# Given data start

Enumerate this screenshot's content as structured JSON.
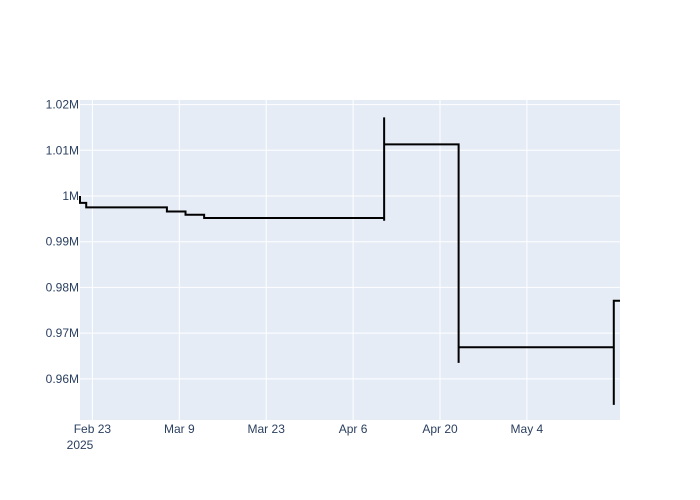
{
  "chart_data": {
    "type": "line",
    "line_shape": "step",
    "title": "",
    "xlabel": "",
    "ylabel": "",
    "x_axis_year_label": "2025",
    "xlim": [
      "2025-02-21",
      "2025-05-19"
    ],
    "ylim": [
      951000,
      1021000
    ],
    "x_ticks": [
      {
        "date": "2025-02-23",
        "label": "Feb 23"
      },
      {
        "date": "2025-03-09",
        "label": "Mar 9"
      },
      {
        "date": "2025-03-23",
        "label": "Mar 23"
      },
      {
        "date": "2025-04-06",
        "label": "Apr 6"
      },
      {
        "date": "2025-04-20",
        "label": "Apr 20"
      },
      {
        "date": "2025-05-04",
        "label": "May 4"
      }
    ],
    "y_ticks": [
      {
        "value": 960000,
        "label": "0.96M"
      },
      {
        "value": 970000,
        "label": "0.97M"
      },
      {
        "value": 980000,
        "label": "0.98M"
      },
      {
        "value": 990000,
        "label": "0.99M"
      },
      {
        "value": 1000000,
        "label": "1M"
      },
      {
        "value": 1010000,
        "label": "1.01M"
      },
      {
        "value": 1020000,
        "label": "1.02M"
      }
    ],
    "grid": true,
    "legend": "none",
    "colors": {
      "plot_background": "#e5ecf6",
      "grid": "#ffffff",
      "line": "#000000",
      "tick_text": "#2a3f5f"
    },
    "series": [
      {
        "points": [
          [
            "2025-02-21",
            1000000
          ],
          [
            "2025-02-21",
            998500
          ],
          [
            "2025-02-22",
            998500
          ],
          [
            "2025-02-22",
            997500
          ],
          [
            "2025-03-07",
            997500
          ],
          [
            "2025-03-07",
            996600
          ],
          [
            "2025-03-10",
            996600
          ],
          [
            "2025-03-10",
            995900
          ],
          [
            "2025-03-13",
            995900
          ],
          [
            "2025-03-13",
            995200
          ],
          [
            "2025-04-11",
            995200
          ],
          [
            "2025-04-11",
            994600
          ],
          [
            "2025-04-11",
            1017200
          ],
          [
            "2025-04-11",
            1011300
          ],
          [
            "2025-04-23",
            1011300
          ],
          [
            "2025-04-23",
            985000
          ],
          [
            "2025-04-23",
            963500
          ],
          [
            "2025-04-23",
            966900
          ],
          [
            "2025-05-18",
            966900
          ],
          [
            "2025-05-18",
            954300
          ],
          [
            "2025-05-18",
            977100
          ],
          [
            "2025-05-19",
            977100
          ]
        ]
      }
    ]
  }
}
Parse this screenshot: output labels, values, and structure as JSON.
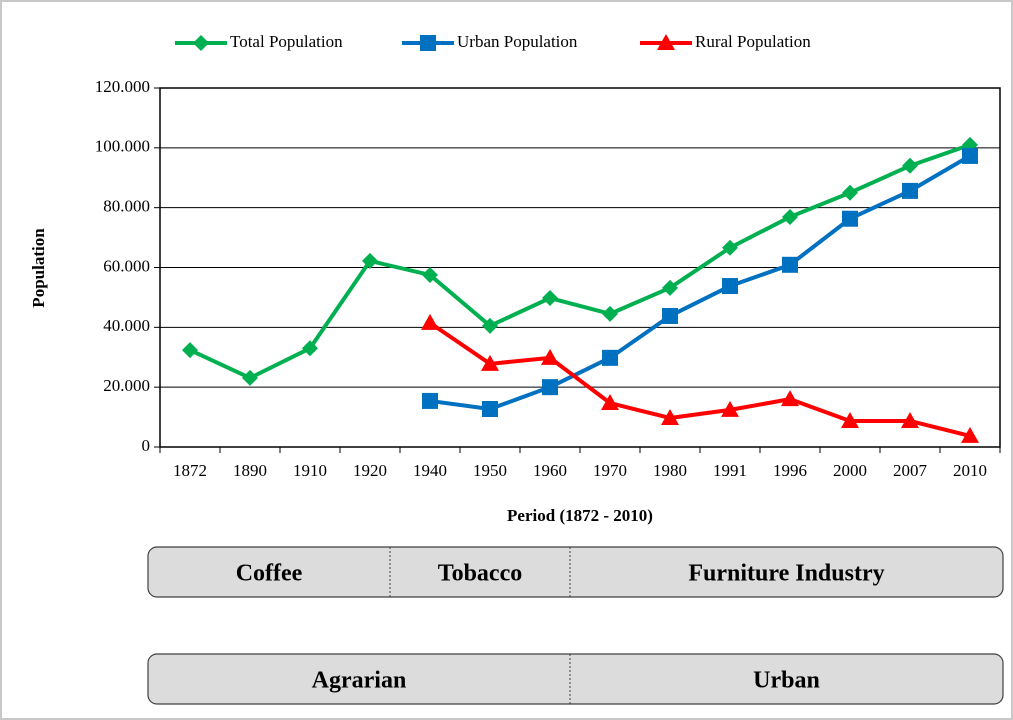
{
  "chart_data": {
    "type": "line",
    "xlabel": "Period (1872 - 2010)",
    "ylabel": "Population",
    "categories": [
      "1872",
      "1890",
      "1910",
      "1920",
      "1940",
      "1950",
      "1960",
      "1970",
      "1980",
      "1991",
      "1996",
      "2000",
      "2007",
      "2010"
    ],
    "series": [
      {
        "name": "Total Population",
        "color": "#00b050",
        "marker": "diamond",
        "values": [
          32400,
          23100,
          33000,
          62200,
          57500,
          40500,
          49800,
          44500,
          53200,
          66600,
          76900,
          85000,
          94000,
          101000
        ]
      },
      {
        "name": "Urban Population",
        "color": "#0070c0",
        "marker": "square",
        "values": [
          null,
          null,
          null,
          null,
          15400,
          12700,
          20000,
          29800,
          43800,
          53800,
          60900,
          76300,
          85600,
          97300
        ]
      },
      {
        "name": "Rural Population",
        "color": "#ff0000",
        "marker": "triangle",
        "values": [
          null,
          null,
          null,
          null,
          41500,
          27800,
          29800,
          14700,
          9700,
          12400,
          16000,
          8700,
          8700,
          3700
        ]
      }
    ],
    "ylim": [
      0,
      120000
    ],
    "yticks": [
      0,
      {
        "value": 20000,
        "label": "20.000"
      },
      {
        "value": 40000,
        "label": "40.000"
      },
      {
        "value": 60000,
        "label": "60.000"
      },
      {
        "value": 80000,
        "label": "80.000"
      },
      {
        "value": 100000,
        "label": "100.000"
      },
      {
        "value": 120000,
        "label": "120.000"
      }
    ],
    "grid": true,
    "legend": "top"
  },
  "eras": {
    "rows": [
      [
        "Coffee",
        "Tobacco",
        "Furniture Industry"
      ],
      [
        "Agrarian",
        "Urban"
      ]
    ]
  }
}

# Given data end

**Requirement**
Going through the lines above one by one, tally those with the word "JSON" and give only the total.

**Response below**
2